### To be done:
Read the lines that follow and pick out every one containing the word "hakea".

● ● ● ● ● ● ●

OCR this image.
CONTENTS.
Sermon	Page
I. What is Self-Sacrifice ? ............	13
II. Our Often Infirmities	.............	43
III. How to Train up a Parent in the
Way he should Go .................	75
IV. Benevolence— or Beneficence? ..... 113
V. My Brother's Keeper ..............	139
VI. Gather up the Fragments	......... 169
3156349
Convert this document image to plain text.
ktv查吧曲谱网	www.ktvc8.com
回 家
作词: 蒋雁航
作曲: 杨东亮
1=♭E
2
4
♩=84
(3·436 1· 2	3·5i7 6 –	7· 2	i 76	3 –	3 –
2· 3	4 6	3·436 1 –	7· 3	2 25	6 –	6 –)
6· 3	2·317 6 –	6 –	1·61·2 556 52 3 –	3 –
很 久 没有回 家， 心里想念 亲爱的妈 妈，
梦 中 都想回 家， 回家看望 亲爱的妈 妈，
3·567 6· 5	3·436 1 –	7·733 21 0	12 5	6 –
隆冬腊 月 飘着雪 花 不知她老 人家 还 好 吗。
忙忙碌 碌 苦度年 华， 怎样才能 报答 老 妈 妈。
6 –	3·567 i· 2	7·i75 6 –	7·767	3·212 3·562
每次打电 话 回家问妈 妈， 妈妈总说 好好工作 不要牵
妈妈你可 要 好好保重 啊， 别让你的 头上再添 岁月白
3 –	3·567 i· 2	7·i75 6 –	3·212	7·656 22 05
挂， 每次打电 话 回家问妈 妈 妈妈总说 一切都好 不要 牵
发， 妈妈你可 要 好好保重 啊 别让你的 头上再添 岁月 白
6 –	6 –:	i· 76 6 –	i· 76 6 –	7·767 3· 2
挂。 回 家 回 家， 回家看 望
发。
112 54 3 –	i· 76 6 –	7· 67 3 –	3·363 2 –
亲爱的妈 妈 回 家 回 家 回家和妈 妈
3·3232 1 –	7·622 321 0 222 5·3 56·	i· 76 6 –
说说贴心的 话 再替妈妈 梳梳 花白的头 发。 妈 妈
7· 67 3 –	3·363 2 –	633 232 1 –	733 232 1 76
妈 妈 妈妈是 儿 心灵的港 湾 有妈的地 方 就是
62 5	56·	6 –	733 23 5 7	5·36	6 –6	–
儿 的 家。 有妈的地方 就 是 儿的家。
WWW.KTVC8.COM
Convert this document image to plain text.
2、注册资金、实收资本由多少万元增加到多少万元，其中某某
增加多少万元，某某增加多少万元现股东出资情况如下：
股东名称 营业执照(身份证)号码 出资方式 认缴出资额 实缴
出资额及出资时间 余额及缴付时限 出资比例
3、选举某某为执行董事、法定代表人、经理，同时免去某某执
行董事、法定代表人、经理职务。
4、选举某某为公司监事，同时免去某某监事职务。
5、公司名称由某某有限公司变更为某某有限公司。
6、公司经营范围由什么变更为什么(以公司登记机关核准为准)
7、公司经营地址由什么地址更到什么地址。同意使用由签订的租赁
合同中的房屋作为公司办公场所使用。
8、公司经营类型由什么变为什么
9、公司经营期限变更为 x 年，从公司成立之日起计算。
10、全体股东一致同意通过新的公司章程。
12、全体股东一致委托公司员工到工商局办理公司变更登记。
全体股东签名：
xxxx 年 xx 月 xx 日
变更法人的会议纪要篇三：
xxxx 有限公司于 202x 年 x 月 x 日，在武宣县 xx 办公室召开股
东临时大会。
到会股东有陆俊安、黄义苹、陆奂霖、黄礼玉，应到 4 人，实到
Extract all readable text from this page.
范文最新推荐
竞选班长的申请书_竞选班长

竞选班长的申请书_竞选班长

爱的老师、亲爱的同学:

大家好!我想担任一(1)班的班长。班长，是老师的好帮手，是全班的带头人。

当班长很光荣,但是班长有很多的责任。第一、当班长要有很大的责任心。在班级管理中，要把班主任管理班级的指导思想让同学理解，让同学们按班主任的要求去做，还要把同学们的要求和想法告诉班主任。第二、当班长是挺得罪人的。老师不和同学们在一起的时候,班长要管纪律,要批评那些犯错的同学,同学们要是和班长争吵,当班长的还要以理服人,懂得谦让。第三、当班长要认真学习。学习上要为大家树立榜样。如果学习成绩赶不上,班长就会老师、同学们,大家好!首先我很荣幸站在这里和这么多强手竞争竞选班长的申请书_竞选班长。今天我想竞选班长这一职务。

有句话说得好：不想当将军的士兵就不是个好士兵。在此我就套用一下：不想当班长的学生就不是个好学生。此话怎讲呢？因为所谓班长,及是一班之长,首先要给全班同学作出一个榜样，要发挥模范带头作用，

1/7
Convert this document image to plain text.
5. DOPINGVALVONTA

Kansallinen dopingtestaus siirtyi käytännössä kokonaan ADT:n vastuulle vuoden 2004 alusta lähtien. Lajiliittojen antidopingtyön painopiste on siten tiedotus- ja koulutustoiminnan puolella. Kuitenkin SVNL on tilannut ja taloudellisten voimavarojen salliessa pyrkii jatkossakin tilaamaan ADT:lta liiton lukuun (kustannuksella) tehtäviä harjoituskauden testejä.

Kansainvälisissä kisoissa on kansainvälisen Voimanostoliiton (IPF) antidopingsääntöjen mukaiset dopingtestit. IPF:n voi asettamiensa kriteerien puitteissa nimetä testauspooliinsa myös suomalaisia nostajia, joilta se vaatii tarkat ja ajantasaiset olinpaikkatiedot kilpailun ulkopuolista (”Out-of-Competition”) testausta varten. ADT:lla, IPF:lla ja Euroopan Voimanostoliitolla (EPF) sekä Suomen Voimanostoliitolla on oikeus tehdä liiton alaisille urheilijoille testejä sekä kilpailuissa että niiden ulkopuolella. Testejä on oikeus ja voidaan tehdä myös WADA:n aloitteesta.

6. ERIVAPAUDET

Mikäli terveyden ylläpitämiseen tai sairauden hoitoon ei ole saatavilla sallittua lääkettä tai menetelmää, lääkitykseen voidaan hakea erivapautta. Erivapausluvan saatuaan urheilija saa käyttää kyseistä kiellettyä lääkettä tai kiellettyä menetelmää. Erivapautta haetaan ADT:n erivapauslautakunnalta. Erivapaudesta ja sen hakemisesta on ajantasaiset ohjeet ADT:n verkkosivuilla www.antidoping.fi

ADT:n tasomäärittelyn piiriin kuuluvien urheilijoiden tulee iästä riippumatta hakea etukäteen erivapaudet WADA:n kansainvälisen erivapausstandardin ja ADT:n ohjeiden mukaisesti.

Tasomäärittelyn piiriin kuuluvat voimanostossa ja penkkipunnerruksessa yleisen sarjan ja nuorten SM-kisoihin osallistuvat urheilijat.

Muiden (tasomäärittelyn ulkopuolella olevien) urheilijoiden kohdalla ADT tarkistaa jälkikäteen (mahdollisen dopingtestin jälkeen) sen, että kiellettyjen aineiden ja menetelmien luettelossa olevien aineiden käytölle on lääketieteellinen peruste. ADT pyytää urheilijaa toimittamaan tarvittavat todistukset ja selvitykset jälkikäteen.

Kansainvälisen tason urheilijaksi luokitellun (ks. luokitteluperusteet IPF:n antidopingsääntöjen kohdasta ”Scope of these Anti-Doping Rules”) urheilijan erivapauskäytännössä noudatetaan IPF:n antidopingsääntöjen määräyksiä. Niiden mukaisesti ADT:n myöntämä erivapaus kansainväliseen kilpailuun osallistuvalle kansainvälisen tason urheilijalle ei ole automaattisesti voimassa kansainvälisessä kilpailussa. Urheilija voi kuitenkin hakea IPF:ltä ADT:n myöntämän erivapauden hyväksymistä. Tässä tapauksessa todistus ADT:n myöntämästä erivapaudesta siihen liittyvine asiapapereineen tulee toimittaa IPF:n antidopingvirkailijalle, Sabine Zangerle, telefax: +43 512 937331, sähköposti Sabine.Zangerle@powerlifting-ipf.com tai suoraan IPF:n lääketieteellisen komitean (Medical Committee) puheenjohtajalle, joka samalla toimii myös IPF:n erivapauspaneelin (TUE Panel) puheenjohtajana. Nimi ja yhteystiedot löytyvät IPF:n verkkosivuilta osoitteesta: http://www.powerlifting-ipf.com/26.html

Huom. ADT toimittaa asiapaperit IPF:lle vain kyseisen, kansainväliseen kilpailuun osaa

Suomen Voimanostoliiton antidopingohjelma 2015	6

● ● ● ● ● ● ●

### Answer to the exercise:
Mikäli terveyden ylläpitämiseen tai sairauden hoitoon ei ole saatavilla sallittua lääkettä tai menetelmää, lääkitykseen voidaan hakea erivapautta. Erivapausluvan saatuaan urheilija saa käyttää kyseistä kiellettyä lääkettä tai kiellettyä menetelmää. Erivapautta haetaan ADT:n erivapauslautakunnalta. Erivapaudesta ja sen hakemisesta on ajantasaiset ohjeet ADT:n verkkosivuilla www.antidoping.fi
ADT:n tasomäärittelyn piiriin kuuluvien urheilijoiden tulee iästä riippumatta hakea etukäteen erivapaudet WADA:n kansainvälisen erivapausstandardin ja ADT:n ohjeiden mukaisesti.
Kansainvälisen tason urheilijaksi luokitellun (ks. luokitteluperusteet IPF:n antidopingsääntöjen kohdasta ”Scope of these Anti-Doping Rules”) urheilijan erivapauskäytännössä noudatetaan IPF:n antidopingsääntöjen määräyksiä. Niiden mukaisesti ADT:n myöntämä erivapaus kansainväliseen kilpailuun osallistuvalle kansainvälisen tason urheilijalle ei ole automaattisesti voimassa kansainvälisessä kilpailussa. Urheilija voi kuitenkin hakea IPF:ltä ADT:n myöntämän erivapauden hyväksymistä. Tässä tapauksessa todistus ADT:n myöntämästä erivapaudesta siihen liittyvine asiapapereineen tulee toimittaa IPF:n antidopingvirkailijalle, Sabine Zangerle, telefax: +43 512 937331, sähköposti Sabine.Zangerle@powerlifting-ipf.com tai suoraan IPF:n lääketieteellisen komitean (Medical Committee) puheenjohtajalle, joka samalla toimii myös IPF:n erivapauspaneelin (TUE Panel) puheenjohtajana. Nimi ja yhteystiedot löytyvät IPF:n verkkosivuilta osoitteesta: http://www.powerlifting-ipf.com/26.html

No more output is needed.